* **PROBLEM TO WORK ON**: Look through the records below, and copy out every line that holds the string "axis".
[SUPPLIED ENTRIES start]
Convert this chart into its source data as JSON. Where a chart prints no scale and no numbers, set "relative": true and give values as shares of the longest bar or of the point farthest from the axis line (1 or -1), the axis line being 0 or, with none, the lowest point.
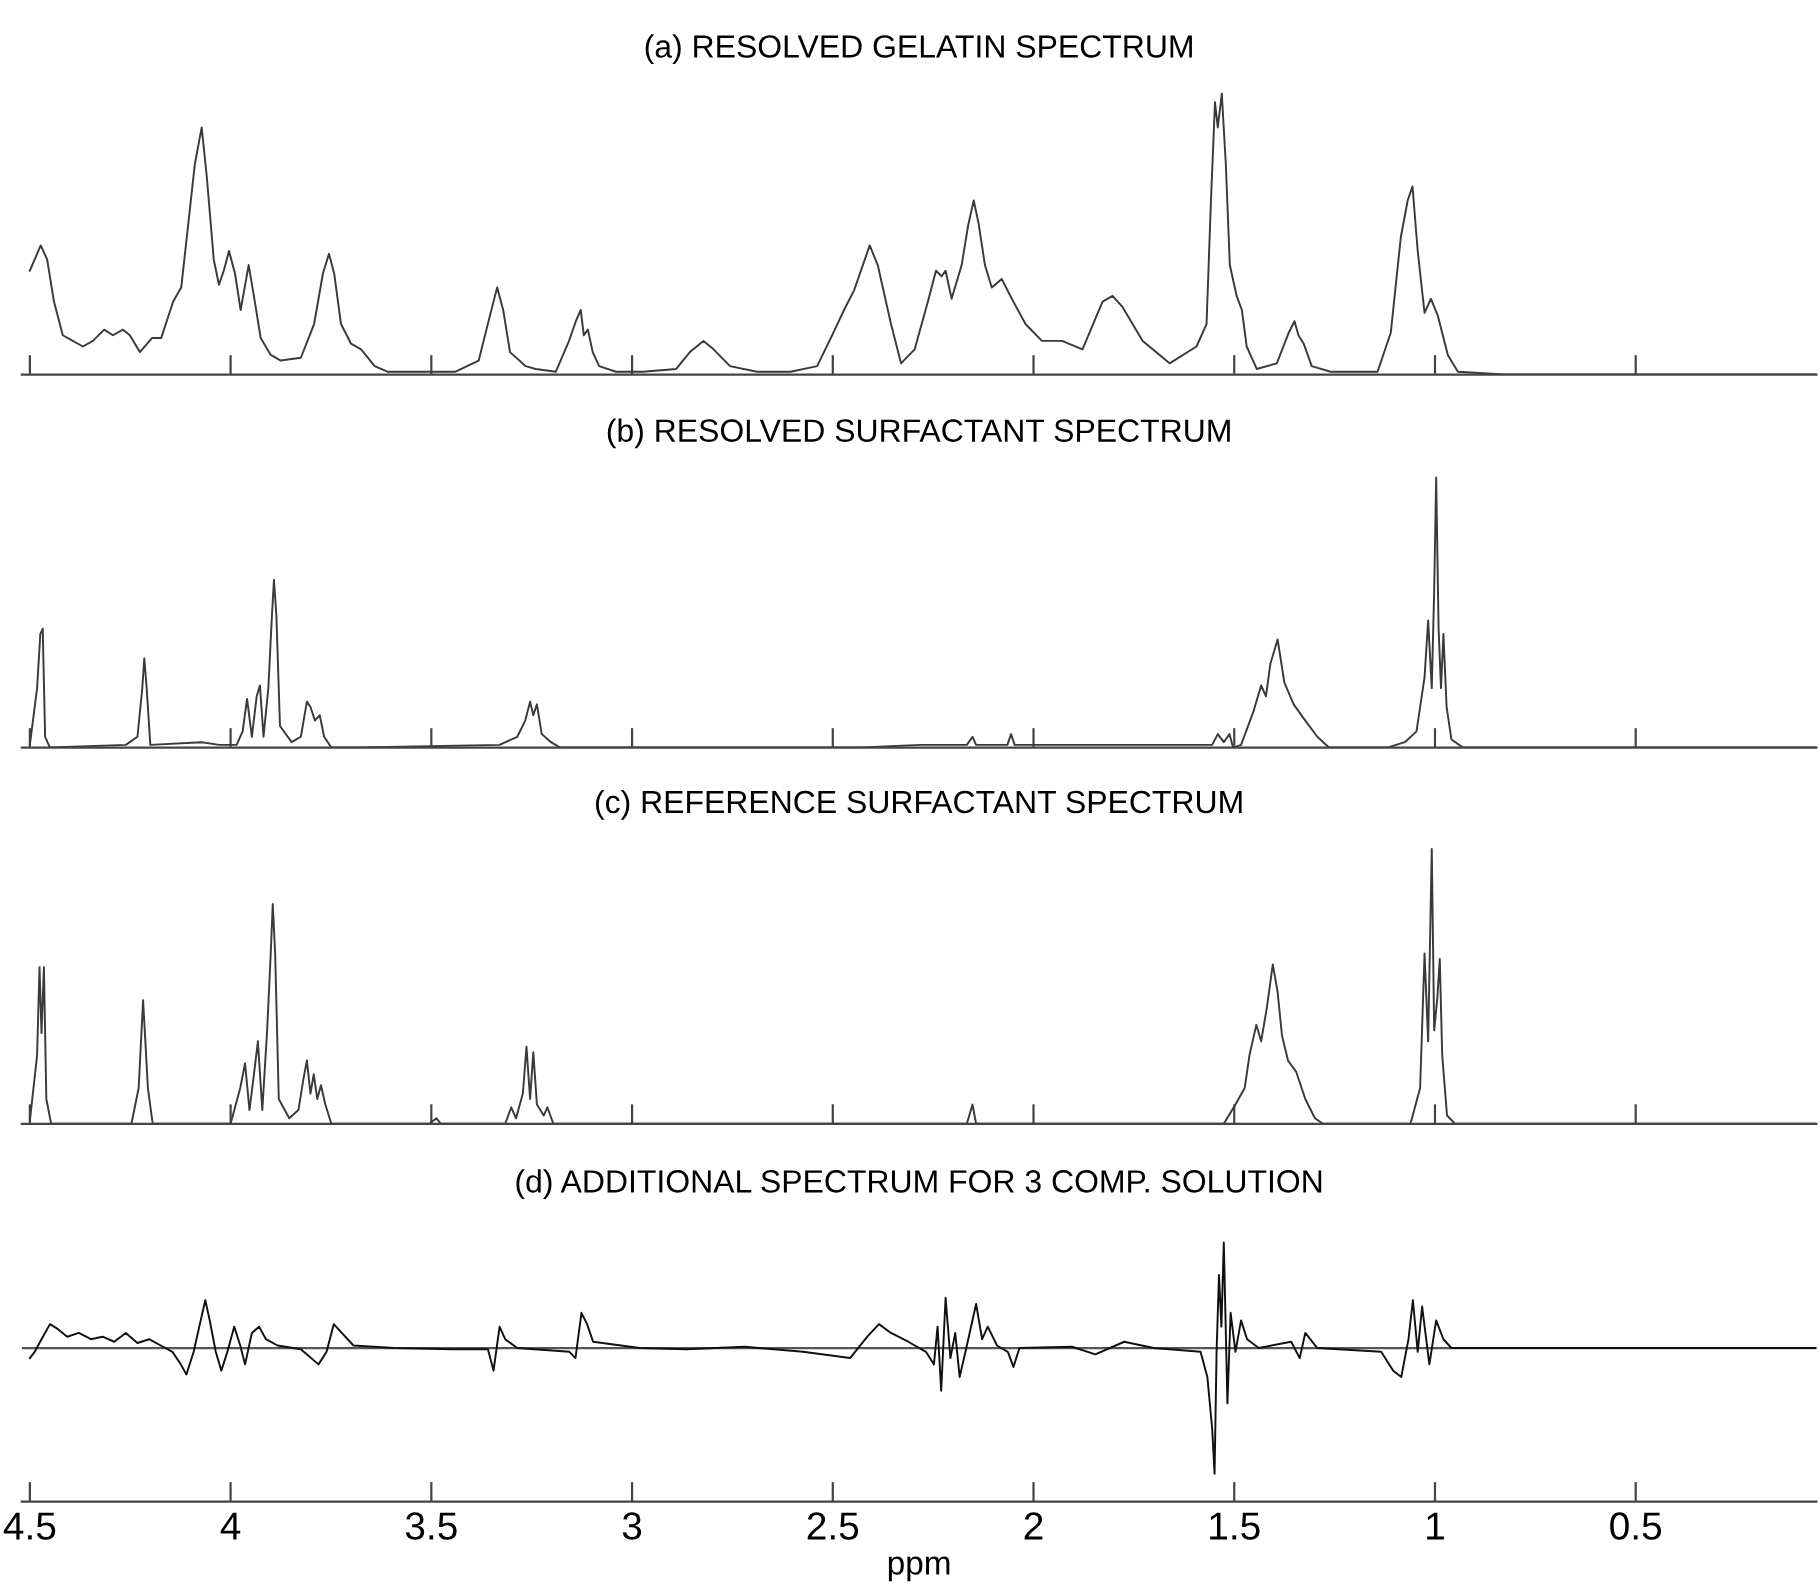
{
  "chart_data": [
    {
      "type": "line",
      "title": "(a) RESOLVED GELATIN SPECTRUM",
      "relative": true,
      "xlim": [
        4.52,
        0.05
      ],
      "xticks": [
        4.5,
        4,
        3.5,
        3,
        2.5,
        2,
        1.5,
        1,
        0.5
      ],
      "tick_labels": false,
      "x": [
        4.5,
        4.473,
        4.457,
        4.44,
        4.418,
        4.393,
        4.368,
        4.343,
        4.315,
        4.293,
        4.268,
        4.251,
        4.226,
        4.196,
        4.173,
        4.143,
        4.123,
        4.109,
        4.089,
        4.072,
        4.059,
        4.042,
        4.029,
        4.017,
        4.004,
        3.989,
        3.975,
        3.955,
        3.942,
        3.925,
        3.9,
        3.875,
        3.825,
        3.792,
        3.77,
        3.755,
        3.742,
        3.725,
        3.7,
        3.675,
        3.641,
        3.608,
        3.441,
        3.382,
        3.354,
        3.336,
        3.321,
        3.304,
        3.265,
        3.24,
        3.19,
        3.157,
        3.14,
        3.128,
        3.12,
        3.11,
        3.098,
        3.082,
        3.04,
        2.973,
        2.89,
        2.856,
        2.822,
        2.797,
        2.756,
        2.689,
        2.605,
        2.539,
        2.505,
        2.472,
        2.447,
        2.408,
        2.388,
        2.355,
        2.33,
        2.296,
        2.263,
        2.243,
        2.229,
        2.219,
        2.204,
        2.179,
        2.163,
        2.149,
        2.137,
        2.121,
        2.104,
        2.079,
        2.054,
        2.02,
        1.979,
        1.929,
        1.878,
        1.828,
        1.803,
        1.778,
        1.728,
        1.661,
        1.594,
        1.569,
        1.558,
        1.548,
        1.541,
        1.531,
        1.521,
        1.511,
        1.494,
        1.481,
        1.469,
        1.444,
        1.394,
        1.364,
        1.35,
        1.34,
        1.327,
        1.307,
        1.26,
        1.143,
        1.11,
        1.085,
        1.068,
        1.056,
        1.043,
        1.026,
        1.01,
        0.993,
        0.968,
        0.943,
        0.826,
        0.05
      ],
      "series": [
        {
          "color": "#3a3a3a",
          "values": [
            0.37,
            0.46,
            0.41,
            0.26,
            0.14,
            0.12,
            0.1,
            0.12,
            0.16,
            0.14,
            0.16,
            0.14,
            0.08,
            0.13,
            0.13,
            0.26,
            0.31,
            0.49,
            0.75,
            0.88,
            0.7,
            0.41,
            0.32,
            0.37,
            0.44,
            0.36,
            0.23,
            0.39,
            0.28,
            0.13,
            0.07,
            0.05,
            0.06,
            0.18,
            0.36,
            0.43,
            0.36,
            0.18,
            0.11,
            0.09,
            0.03,
            0.01,
            0.01,
            0.05,
            0.21,
            0.31,
            0.23,
            0.08,
            0.03,
            0.02,
            0.01,
            0.12,
            0.19,
            0.23,
            0.14,
            0.16,
            0.08,
            0.03,
            0.01,
            0.01,
            0.02,
            0.08,
            0.12,
            0.09,
            0.03,
            0.01,
            0.01,
            0.03,
            0.13,
            0.23,
            0.3,
            0.46,
            0.39,
            0.18,
            0.04,
            0.09,
            0.26,
            0.37,
            0.35,
            0.37,
            0.27,
            0.39,
            0.53,
            0.62,
            0.54,
            0.39,
            0.31,
            0.34,
            0.27,
            0.18,
            0.12,
            0.12,
            0.09,
            0.26,
            0.28,
            0.24,
            0.12,
            0.04,
            0.1,
            0.18,
            0.62,
            0.97,
            0.88,
            1.0,
            0.75,
            0.39,
            0.28,
            0.23,
            0.1,
            0.02,
            0.04,
            0.15,
            0.19,
            0.14,
            0.11,
            0.03,
            0.01,
            0.01,
            0.15,
            0.49,
            0.62,
            0.67,
            0.44,
            0.22,
            0.27,
            0.21,
            0.07,
            0.01,
            0,
            0
          ]
        }
      ]
    },
    {
      "type": "line",
      "title": "(b) RESOLVED SURFACTANT SPECTRUM",
      "relative": true,
      "xlim": [
        4.52,
        0.05
      ],
      "xticks": [
        4.5,
        4,
        3.5,
        3,
        2.5,
        2,
        1.5,
        1,
        0.5
      ],
      "tick_labels": false,
      "x": [
        4.5,
        4.482,
        4.474,
        4.468,
        4.462,
        4.45,
        4.261,
        4.232,
        4.22,
        4.215,
        4.209,
        4.2,
        4.072,
        4.028,
        3.985,
        3.97,
        3.959,
        3.947,
        3.935,
        3.927,
        3.918,
        3.906,
        3.897,
        3.892,
        3.886,
        3.877,
        3.848,
        3.825,
        3.81,
        3.801,
        3.79,
        3.778,
        3.767,
        3.749,
        3.679,
        3.33,
        3.286,
        3.266,
        3.254,
        3.246,
        3.237,
        3.225,
        3.202,
        3.179,
        2.428,
        2.283,
        2.166,
        2.152,
        2.143,
        2.065,
        2.056,
        2.047,
        1.701,
        1.555,
        1.541,
        1.526,
        1.512,
        1.503,
        1.483,
        1.453,
        1.433,
        1.421,
        1.41,
        1.392,
        1.375,
        1.352,
        1.323,
        1.293,
        1.264,
        1.119,
        1.075,
        1.046,
        1.026,
        1.017,
        1.008,
        1.002,
        0.997,
        0.991,
        0.985,
        0.979,
        0.971,
        0.959,
        0.93,
        0.05
      ],
      "series": [
        {
          "color": "#3a3a3a",
          "values": [
            0.01,
            0.22,
            0.42,
            0.44,
            0.04,
            0,
            0.01,
            0.04,
            0.22,
            0.33,
            0.22,
            0.01,
            0.02,
            0.01,
            0.01,
            0.06,
            0.18,
            0.04,
            0.19,
            0.23,
            0.04,
            0.22,
            0.49,
            0.62,
            0.49,
            0.08,
            0.02,
            0.04,
            0.17,
            0.15,
            0.1,
            0.12,
            0.04,
            0,
            0,
            0.01,
            0.04,
            0.1,
            0.17,
            0.12,
            0.16,
            0.05,
            0.02,
            0,
            0,
            0.01,
            0.01,
            0.04,
            0.01,
            0.01,
            0.05,
            0.01,
            0.01,
            0.01,
            0.05,
            0.02,
            0.05,
            0,
            0.01,
            0.13,
            0.23,
            0.19,
            0.31,
            0.4,
            0.24,
            0.16,
            0.1,
            0.04,
            0,
            0,
            0.02,
            0.06,
            0.26,
            0.47,
            0.22,
            0.58,
            1.0,
            0.44,
            0.22,
            0.42,
            0.15,
            0.03,
            0,
            0
          ]
        }
      ]
    },
    {
      "type": "line",
      "title": "(c) REFERENCE SURFACTANT SPECTRUM",
      "relative": true,
      "xlim": [
        4.52,
        0.05
      ],
      "xticks": [
        4.5,
        4,
        3.5,
        3,
        2.5,
        2,
        1.5,
        1,
        0.5
      ],
      "tick_labels": false,
      "x": [
        4.5,
        4.482,
        4.476,
        4.471,
        4.465,
        4.459,
        4.447,
        4.247,
        4.229,
        4.218,
        4.206,
        4.194,
        4.0,
        3.976,
        3.964,
        3.953,
        3.941,
        3.932,
        3.921,
        3.909,
        3.9,
        3.895,
        3.889,
        3.88,
        3.854,
        3.831,
        3.819,
        3.81,
        3.801,
        3.793,
        3.784,
        3.775,
        3.764,
        3.749,
        3.505,
        3.487,
        3.476,
        3.316,
        3.301,
        3.289,
        3.272,
        3.263,
        3.254,
        3.246,
        3.237,
        3.22,
        3.211,
        3.196,
        2.166,
        2.152,
        2.143,
        1.526,
        1.497,
        1.474,
        1.462,
        1.445,
        1.433,
        1.419,
        1.404,
        1.392,
        1.381,
        1.366,
        1.346,
        1.323,
        1.299,
        1.279,
        1.061,
        1.037,
        1.026,
        1.017,
        1.008,
        1.002,
        0.994,
        0.988,
        0.982,
        0.97,
        0.95,
        0.05
      ],
      "series": [
        {
          "color": "#3a3a3a",
          "values": [
            0.01,
            0.25,
            0.57,
            0.33,
            0.57,
            0.09,
            0,
            0,
            0.13,
            0.45,
            0.13,
            0,
            0,
            0.13,
            0.22,
            0.05,
            0.19,
            0.3,
            0.05,
            0.34,
            0.62,
            0.8,
            0.62,
            0.09,
            0.02,
            0.05,
            0.16,
            0.23,
            0.11,
            0.18,
            0.09,
            0.14,
            0.07,
            0,
            0,
            0.02,
            0,
            0,
            0.06,
            0.02,
            0.11,
            0.28,
            0.09,
            0.26,
            0.07,
            0.03,
            0.06,
            0,
            0,
            0.07,
            0,
            0,
            0.07,
            0.13,
            0.25,
            0.36,
            0.3,
            0.42,
            0.58,
            0.48,
            0.32,
            0.23,
            0.19,
            0.09,
            0.02,
            0,
            0,
            0.13,
            0.62,
            0.3,
            1.0,
            0.34,
            0.46,
            0.6,
            0.25,
            0.03,
            0,
            0
          ]
        }
      ]
    },
    {
      "type": "line",
      "title": "(d) ADDITIONAL SPECTRUM FOR 3 COMP. SOLUTION",
      "xlabel": "ppm",
      "relative": true,
      "xlim": [
        4.52,
        0.05
      ],
      "xticks": [
        4.5,
        4,
        3.5,
        3,
        2.5,
        2,
        1.5,
        1,
        0.5
      ],
      "tick_labels": "x",
      "ref_lines": [
        {
          "axis": "y",
          "value": 0,
          "color": "#555555"
        }
      ],
      "x": [
        4.5,
        4.488,
        4.471,
        4.45,
        4.43,
        4.407,
        4.378,
        4.348,
        4.319,
        4.29,
        4.261,
        4.232,
        4.203,
        4.174,
        4.145,
        4.124,
        4.11,
        4.092,
        4.078,
        4.063,
        4.052,
        4.037,
        4.023,
        4.008,
        3.991,
        3.976,
        3.964,
        3.947,
        3.929,
        3.912,
        3.883,
        3.825,
        3.781,
        3.761,
        3.743,
        3.723,
        3.694,
        3.592,
        3.447,
        3.359,
        3.345,
        3.33,
        3.316,
        3.286,
        3.156,
        3.141,
        3.126,
        3.112,
        3.097,
        2.981,
        2.865,
        2.719,
        2.574,
        2.457,
        2.414,
        2.385,
        2.355,
        2.312,
        2.268,
        2.248,
        2.239,
        2.23,
        2.219,
        2.207,
        2.195,
        2.184,
        2.166,
        2.143,
        2.128,
        2.114,
        2.091,
        2.064,
        2.05,
        2.035,
        1.904,
        1.846,
        1.774,
        1.701,
        1.584,
        1.567,
        1.555,
        1.549,
        1.544,
        1.538,
        1.532,
        1.526,
        1.517,
        1.509,
        1.497,
        1.483,
        1.468,
        1.439,
        1.358,
        1.337,
        1.323,
        1.293,
        1.134,
        1.104,
        1.084,
        1.066,
        1.055,
        1.043,
        1.032,
        1.014,
        0.997,
        0.979,
        0.959,
        0.537,
        0.05
      ],
      "series": [
        {
          "color": "#111111",
          "values": [
            -0.08,
            -0.03,
            0.07,
            0.19,
            0.15,
            0.09,
            0.12,
            0.07,
            0.09,
            0.05,
            0.12,
            0.04,
            0.07,
            0.02,
            -0.03,
            -0.13,
            -0.21,
            -0.03,
            0.17,
            0.38,
            0.22,
            -0.03,
            -0.18,
            -0.03,
            0.17,
            0.02,
            -0.13,
            0.12,
            0.17,
            0.07,
            0.02,
            -0.01,
            -0.13,
            -0.03,
            0.19,
            0.12,
            0.02,
            0,
            -0.01,
            -0.01,
            -0.18,
            0.17,
            0.07,
            0,
            -0.03,
            -0.08,
            0.28,
            0.19,
            0.05,
            0,
            -0.01,
            0.01,
            -0.03,
            -0.08,
            0.09,
            0.19,
            0.12,
            0.05,
            -0.03,
            -0.13,
            0.17,
            -0.34,
            0.4,
            -0.08,
            0.12,
            -0.23,
            0.02,
            0.35,
            0.07,
            0.17,
            0.02,
            -0.03,
            -0.15,
            0,
            0.01,
            -0.05,
            0.05,
            0,
            -0.03,
            -0.23,
            -0.64,
            -1.0,
            -0.03,
            0.58,
            0.17,
            0.84,
            -0.44,
            0.28,
            -0.03,
            0.22,
            0.07,
            0,
            0.05,
            -0.08,
            0.12,
            0,
            -0.03,
            -0.18,
            -0.23,
            0.07,
            0.38,
            -0.03,
            0.33,
            -0.13,
            0.22,
            0.07,
            0,
            0,
            0
          ]
        }
      ]
    }
  ]
}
[SUPPLIED ENTRIES end]
* **RESULT OF THE EXERCISE**:
Convert this chart into its source data as JSON. Where a chart prints no scale and no numbers, set "relative": true and give values as shares of the longest bar or of the point farthest from the axis line (1 or -1), the axis line being 0 or, with none, the lowest point.
          "axis": "y",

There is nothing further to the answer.